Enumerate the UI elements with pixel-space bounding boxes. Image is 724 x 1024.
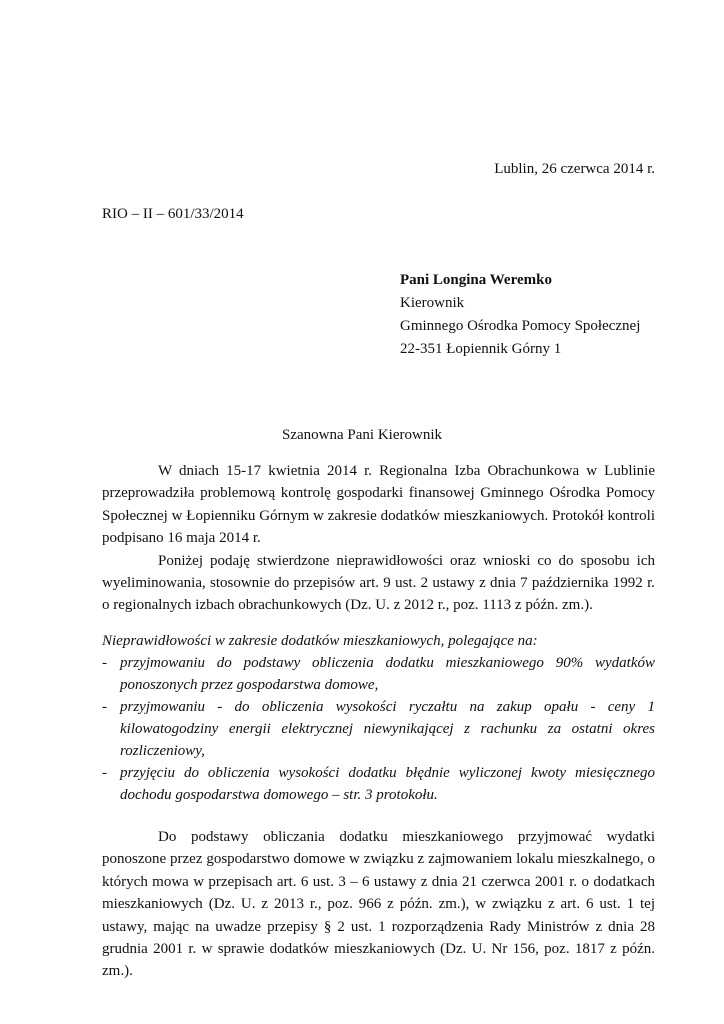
paragraph-findings-intro: Poniżej podaję stwierdzone nieprawidłowości oraz wnioski co do sposobu ich wyeliminowania, stosownie do przepisów art. 9 ust. 2 ustawy z dnia 7 października 1992 r. o regionalnych izbach obrachunkowych (Dz. U. z 2012 r., poz. 1113 z późn. zm.).	[102, 552, 655, 614]
addressee-block	[400, 269, 640, 361]
finding-text: przyjmowaniu - do obliczenia wysokości ryczałtu na zakup opału - ceny 1 kilowatogodziny energii elektrycznej niewynikającej z rachunku za ostatni okres rozliczeniowy,	[120, 699, 655, 759]
paragraph-recommendation: Do podstawy obliczania dodatku mieszkaniowego przyjmować wydatki ponoszone przez gospodarstwo domowe w związku z zajmowaniem lokalu mieszkalnego, o których mowa w przepisach art. 6 ust. 3 – 6 ustawy z dnia 21 czerwca 2001 r. o dodatkach mieszkaniowych (Dz. U. z 2013 r., poz. 966 z późn. zm.), w związku z art. 6 ust. 1 tej ustawy, mając na uwadze przepisy § 2 ust. 1 rozporządzenia Rady Ministrów z dnia 28 grudnia 2001 r. w sprawie dodatków mieszkaniowych (Dz. U. Nr 156, poz. 1817 z późn. zm.).	[102, 829, 655, 980]
letter-date: Lublin, 26 czerwca 2014 r.	[494, 161, 655, 177]
dash-bullet: -	[102, 655, 107, 671]
recommendation-block	[102, 826, 655, 983]
finding-text: przyjmowaniu do podstawy obliczenia dodatku mieszkaniowego 90% wydatków ponoszonych przez gospodarstwa domowe,	[120, 655, 655, 693]
dash-bullet: -	[102, 699, 107, 715]
salutation: Szanowna Pani Kierownik	[282, 427, 442, 443]
reference-number: RIO – II – 601/33/2014	[102, 206, 244, 222]
finding-item	[102, 762, 655, 806]
addressee-address: 22-351 Łopiennik Górny 1	[400, 341, 562, 357]
findings-section	[102, 630, 655, 806]
addressee-organization: Gminnego Ośrodka Pomocy Społecznej	[400, 318, 641, 334]
finding-text: przyjęciu do obliczenia wysokości dodatku błędnie wyliczonej kwoty miesięcznego dochodu gospodarstwa domowego – str. 3 protokołu.	[120, 765, 655, 803]
addressee-title: Kierownik	[400, 295, 465, 311]
findings-list	[102, 652, 655, 806]
intro-paragraphs	[102, 460, 655, 617]
findings-heading: Nieprawidłowości w zakresie dodatków mieszkaniowych, polegające na:	[102, 633, 538, 649]
finding-item	[102, 696, 655, 762]
paragraph-inspection: W dniach 15-17 kwietnia 2014 r. Regionalna Izba Obrachunkowa w Lublinie przeprowadziła problemową kontrolę gospodarki finansowej Gminnego Ośrodka Pomocy Społecznej w Łopienniku Górnym w zakresie dodatków mieszkaniowych. Protokół kontroli podpisano 16 maja 2014 r.	[102, 463, 655, 547]
finding-item	[102, 652, 655, 696]
dash-bullet: -	[102, 765, 107, 781]
addressee-name: Pani Longina Weremko	[400, 272, 552, 288]
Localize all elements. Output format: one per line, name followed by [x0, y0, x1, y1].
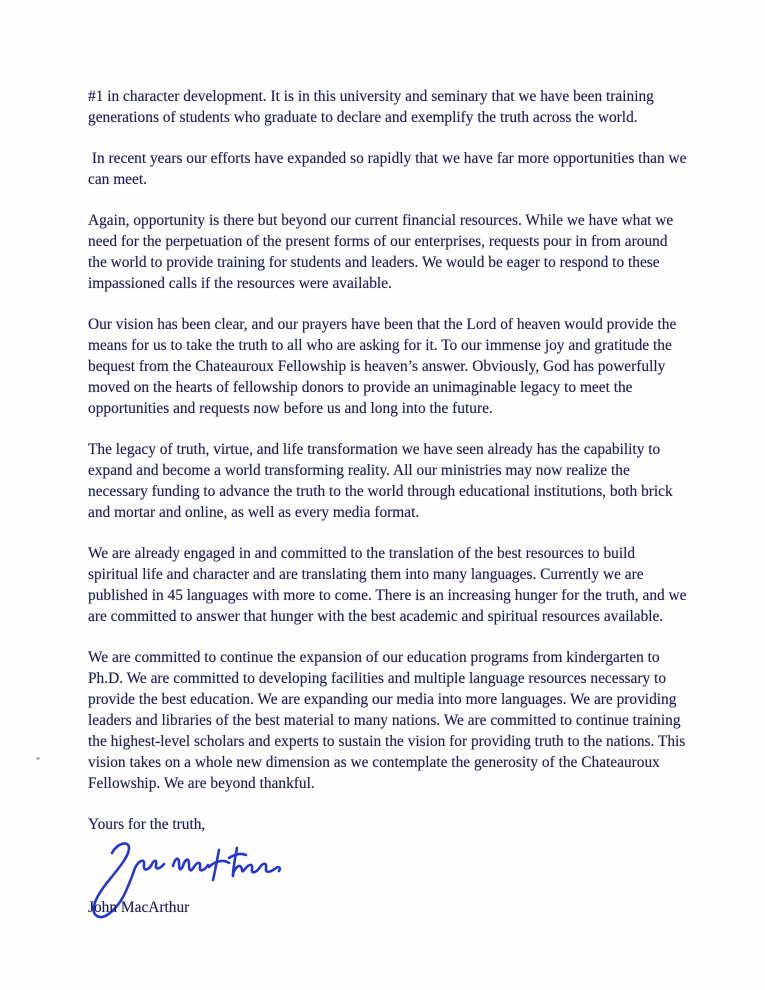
signature-block — [88, 837, 689, 937]
paragraph-3: Again, opportunity is there but beyond our current financial resources. While we have what we need for the perpetuation of the present forms of our enterprises, requests pour in from around the world to provide training for students and leaders. We would be eager to respond to these impassioned calls if the resources were available. — [88, 212, 678, 292]
paragraph-1: #1 in character development. It is in this university and seminary that we have been training generations of students who graduate to declare and exemplify the truth across the world. — [88, 88, 658, 126]
paragraph-7: We are committed to continue the expansion of our education programs from kindergarten to Ph.D. We are committed to developing facilities and multiple language resources necessary to provide the best education. We are expanding our media into more languages. We are providing leaders and libraries of the best material to many nations. We are committed to continue training the highest-level scholars and experts to sustain the vision for providing truth to the nations. This vision takes on a whole new dimension as we contemplate the generosity of the Chateauroux Fellowship. We are beyond thankful. — [88, 649, 690, 792]
signer-name: John MacArthur — [88, 899, 190, 916]
scan-artifact-dot — [36, 757, 40, 760]
paragraph-4: Our vision has been clear, and our prayers have been that the Lord of heaven would provide the means for us to take the truth to all who are asking for it. To our immense joy and gratitude the bequest from the Chateauroux Fellowship is heaven’s answer. Obviously, God has powerfully moved on the hearts of fellowship donors to provide an unimaginable legacy to meet the opportunities and requests now before us and long into the future. — [88, 316, 681, 417]
letter-body — [88, 86, 689, 937]
paragraph-6: We are already engaged in and committed to the translation of the best resources to build spiritual life and character and are translating them into many languages. Currently we are published in 45 languages with more to come. There is an increasing hunger for the truth, and we are committed to answer that hunger with the best academic and spiritual resources available. — [88, 545, 691, 625]
paragraph-2: In recent years our efforts have expanded so rapidly that we have far more opportunities than we can meet. — [88, 150, 691, 188]
paragraph-5: The legacy of truth, virtue, and life transformation we have seen already has the capability to expand and become a world transforming reality. All our ministries may now realize the necessary funding to advance the truth to the world through educational institutions, both brick and mortar and online, as well as every media format. — [88, 441, 677, 521]
closing-salutation: Yours for the truth, — [88, 816, 206, 833]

■ **TASK PROMPT**
Pick out every line of the items that contains the word "opportunities", matching case exactly.

■ **WRITTEN RESPONSE**
paragraph-4: Our vision has been clear, and our prayers have been that the Lord of heaven would provide the means for us to take the truth to all who are asking for it. To our immense joy and gratitude the bequest from the Chateauroux Fellowship is heaven’s answer. Obviously, God has powerfully moved on the hearts of fellowship donors to provide an unimaginable legacy to meet the opportunities and requests now before us and long into the future. — [88, 316, 681, 417]
paragraph-2: In recent years our efforts have expanded so rapidly that we have far more opportunities than we can meet. — [88, 150, 691, 188]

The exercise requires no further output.